## AIM
In the data below, find each line containing the string "this" and return it.

Figure record listings
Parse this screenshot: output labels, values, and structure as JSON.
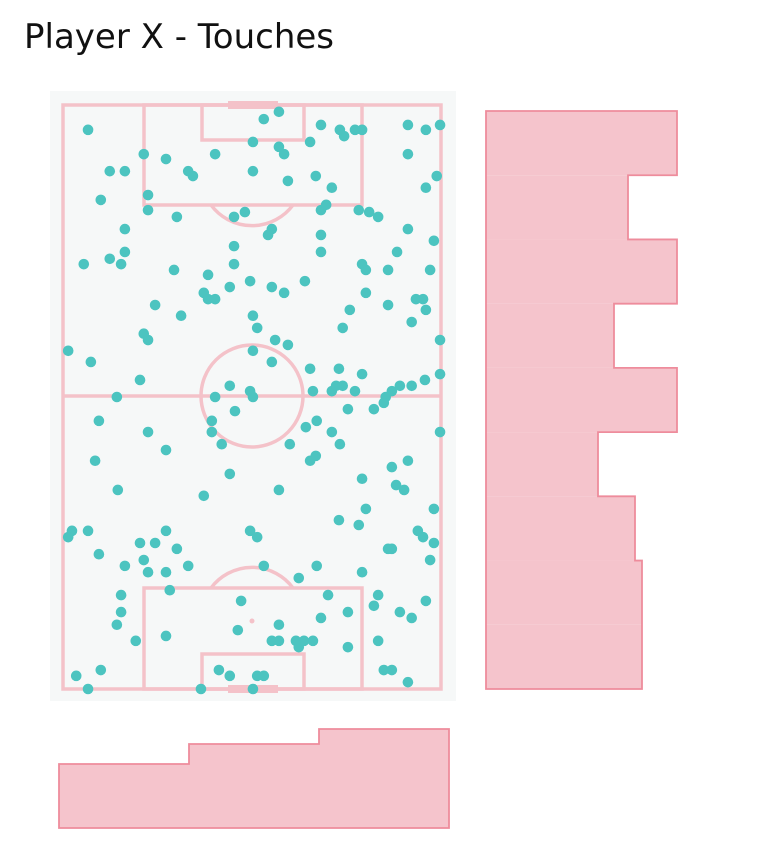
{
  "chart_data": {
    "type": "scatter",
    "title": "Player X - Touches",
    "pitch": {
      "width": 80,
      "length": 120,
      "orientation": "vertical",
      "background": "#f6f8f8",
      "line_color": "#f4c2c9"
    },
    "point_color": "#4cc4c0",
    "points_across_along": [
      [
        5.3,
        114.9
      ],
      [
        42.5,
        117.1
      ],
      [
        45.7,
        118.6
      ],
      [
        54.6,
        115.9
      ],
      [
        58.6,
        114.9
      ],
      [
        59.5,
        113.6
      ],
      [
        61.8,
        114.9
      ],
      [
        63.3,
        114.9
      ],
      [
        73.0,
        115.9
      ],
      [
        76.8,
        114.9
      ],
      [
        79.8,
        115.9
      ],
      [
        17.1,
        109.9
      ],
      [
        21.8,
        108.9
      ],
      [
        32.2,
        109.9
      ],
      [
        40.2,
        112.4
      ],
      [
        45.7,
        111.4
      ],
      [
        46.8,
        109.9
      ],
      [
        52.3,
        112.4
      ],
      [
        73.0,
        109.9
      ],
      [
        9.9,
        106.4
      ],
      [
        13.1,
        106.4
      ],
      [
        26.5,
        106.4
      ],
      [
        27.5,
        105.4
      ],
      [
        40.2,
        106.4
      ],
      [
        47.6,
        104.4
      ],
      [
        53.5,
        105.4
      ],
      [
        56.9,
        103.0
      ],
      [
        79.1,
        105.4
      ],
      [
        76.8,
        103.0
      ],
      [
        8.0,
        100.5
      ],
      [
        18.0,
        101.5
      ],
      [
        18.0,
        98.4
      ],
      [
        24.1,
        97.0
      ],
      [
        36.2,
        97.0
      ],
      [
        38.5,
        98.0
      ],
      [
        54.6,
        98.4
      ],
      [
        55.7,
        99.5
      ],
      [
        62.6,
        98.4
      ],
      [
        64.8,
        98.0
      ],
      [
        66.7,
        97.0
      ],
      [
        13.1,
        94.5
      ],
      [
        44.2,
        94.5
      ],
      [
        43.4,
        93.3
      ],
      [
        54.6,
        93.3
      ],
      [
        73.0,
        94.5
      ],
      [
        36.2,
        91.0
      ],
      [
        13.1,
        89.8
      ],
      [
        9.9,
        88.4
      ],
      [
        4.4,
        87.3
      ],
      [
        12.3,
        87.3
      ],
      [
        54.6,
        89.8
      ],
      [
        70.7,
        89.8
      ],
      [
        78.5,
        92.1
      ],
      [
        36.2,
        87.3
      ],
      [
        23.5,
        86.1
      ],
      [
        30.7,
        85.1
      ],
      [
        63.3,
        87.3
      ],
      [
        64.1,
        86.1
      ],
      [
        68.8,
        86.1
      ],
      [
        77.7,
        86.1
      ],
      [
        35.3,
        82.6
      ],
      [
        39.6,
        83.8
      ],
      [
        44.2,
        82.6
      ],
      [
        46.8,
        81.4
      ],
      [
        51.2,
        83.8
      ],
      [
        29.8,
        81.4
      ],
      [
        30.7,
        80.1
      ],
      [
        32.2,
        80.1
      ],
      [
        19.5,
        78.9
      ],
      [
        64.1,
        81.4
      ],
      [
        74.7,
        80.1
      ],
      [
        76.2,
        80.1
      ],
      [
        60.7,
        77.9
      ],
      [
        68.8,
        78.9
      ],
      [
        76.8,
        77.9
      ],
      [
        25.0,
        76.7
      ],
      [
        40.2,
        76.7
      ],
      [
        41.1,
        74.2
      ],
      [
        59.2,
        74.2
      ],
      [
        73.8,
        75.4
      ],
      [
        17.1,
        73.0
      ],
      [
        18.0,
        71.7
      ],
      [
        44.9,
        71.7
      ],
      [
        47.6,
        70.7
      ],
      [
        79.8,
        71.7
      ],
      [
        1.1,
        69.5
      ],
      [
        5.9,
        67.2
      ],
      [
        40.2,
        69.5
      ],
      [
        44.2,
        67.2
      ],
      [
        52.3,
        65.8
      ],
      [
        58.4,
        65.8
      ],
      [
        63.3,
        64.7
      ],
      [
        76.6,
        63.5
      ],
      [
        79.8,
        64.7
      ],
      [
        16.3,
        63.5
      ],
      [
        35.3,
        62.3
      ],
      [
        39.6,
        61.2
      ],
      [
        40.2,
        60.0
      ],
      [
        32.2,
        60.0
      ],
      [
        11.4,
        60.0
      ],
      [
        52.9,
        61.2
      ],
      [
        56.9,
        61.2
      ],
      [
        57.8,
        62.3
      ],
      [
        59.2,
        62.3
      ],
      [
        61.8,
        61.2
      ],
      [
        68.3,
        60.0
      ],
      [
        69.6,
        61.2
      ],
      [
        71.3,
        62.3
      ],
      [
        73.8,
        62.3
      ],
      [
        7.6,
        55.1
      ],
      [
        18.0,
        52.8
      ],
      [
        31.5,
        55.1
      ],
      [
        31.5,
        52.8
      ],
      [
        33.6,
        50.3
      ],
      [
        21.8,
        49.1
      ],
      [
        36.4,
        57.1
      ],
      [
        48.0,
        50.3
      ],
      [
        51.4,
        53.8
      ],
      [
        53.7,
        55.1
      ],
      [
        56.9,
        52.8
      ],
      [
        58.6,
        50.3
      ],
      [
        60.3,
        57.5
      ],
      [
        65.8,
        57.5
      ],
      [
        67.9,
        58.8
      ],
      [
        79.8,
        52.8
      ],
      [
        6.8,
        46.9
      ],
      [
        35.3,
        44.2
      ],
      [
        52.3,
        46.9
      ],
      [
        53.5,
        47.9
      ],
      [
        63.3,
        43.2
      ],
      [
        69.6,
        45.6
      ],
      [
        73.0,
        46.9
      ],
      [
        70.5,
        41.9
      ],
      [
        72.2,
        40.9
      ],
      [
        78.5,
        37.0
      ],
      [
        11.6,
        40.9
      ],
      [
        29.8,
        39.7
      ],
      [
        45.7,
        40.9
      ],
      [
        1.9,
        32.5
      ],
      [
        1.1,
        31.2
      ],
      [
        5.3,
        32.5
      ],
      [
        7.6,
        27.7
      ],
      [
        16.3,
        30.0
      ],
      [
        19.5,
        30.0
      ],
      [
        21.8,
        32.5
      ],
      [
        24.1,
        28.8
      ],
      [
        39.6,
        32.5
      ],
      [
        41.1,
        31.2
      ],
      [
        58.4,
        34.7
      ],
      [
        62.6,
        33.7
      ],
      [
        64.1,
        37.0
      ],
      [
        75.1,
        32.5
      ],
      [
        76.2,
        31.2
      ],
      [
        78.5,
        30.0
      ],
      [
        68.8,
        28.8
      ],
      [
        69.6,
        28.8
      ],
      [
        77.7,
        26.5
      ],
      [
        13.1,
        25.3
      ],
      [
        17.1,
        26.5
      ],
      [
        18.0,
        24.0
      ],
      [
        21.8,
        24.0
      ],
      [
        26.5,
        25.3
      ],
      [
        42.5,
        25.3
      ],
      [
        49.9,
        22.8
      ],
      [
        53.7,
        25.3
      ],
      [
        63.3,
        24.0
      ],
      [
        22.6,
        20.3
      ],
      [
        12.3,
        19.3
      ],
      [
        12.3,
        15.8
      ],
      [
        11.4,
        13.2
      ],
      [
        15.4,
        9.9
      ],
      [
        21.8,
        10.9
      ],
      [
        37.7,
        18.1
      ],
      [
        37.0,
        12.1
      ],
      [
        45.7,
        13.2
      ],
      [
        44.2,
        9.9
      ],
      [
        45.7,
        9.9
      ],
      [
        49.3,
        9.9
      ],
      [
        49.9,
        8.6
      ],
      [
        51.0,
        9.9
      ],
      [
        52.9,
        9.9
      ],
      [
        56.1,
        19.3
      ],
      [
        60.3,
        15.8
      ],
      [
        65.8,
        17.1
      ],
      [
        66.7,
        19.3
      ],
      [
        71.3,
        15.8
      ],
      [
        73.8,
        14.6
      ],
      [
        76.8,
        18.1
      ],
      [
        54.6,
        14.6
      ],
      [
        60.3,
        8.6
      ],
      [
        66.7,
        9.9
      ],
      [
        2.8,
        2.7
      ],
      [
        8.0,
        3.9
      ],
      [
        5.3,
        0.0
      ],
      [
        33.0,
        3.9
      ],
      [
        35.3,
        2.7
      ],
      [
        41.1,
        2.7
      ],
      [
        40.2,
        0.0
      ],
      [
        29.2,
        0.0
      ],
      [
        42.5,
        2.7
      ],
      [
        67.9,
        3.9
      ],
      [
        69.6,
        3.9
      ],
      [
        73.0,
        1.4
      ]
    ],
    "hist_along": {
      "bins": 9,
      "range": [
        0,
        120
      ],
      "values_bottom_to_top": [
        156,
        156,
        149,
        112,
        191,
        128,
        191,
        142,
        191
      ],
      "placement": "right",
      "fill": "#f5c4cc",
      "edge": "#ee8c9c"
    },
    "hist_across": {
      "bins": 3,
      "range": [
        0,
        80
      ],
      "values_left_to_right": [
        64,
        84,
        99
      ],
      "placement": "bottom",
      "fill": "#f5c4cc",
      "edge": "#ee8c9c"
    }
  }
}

==

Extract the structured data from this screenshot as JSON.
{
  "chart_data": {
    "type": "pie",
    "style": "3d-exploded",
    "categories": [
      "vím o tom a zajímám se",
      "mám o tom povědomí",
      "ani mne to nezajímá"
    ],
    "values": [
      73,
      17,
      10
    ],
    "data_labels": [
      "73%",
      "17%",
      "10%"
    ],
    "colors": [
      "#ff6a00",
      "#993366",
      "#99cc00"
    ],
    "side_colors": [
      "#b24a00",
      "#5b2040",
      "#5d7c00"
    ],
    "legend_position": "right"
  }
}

## THE OUTPUT
Parse this screenshot: output labels, values, and structure as JSON.
Extract the structured data from this screenshot as JSON.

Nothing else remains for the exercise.